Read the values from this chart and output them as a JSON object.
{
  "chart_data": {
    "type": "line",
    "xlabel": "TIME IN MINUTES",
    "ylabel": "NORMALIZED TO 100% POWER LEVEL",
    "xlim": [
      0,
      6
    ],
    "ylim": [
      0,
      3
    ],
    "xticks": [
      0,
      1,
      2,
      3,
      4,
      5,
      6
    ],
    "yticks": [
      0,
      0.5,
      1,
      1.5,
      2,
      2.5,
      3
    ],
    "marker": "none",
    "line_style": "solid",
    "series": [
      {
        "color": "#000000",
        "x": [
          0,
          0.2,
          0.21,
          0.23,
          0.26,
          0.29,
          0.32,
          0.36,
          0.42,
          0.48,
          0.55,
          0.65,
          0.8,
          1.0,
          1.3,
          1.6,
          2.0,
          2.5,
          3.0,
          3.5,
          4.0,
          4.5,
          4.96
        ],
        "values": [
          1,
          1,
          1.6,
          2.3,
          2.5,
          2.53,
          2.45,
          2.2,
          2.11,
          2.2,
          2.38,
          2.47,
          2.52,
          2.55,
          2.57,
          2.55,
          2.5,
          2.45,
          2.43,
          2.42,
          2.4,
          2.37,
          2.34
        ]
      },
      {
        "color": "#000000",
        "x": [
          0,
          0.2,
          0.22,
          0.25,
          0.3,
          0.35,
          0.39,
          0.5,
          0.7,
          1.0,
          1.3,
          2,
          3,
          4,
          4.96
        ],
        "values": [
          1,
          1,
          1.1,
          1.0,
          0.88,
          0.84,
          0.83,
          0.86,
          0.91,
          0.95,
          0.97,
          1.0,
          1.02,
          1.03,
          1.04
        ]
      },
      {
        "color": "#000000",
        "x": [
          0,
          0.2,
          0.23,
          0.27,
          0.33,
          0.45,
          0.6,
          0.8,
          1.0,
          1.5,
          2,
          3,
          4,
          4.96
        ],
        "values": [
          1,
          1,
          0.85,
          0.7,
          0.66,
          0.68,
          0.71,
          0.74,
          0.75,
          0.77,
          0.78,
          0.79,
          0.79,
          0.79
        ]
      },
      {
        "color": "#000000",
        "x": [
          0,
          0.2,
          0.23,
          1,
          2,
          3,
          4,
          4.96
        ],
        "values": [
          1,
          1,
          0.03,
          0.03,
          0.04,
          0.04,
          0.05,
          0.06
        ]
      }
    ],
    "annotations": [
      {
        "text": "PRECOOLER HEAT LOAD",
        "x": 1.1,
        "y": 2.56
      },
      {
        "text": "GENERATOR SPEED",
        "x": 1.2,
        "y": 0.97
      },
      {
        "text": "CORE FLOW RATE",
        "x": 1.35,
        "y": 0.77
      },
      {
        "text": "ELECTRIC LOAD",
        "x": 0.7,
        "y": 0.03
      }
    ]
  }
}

Exercise | List all lines above in which the string "text" appears.

Result for this exercise |
        "text": "PRECOOLER HEAT LOAD",
        "text": "GENERATOR SPEED",
        "text": "CORE FLOW RATE",
        "text": "ELECTRIC LOAD",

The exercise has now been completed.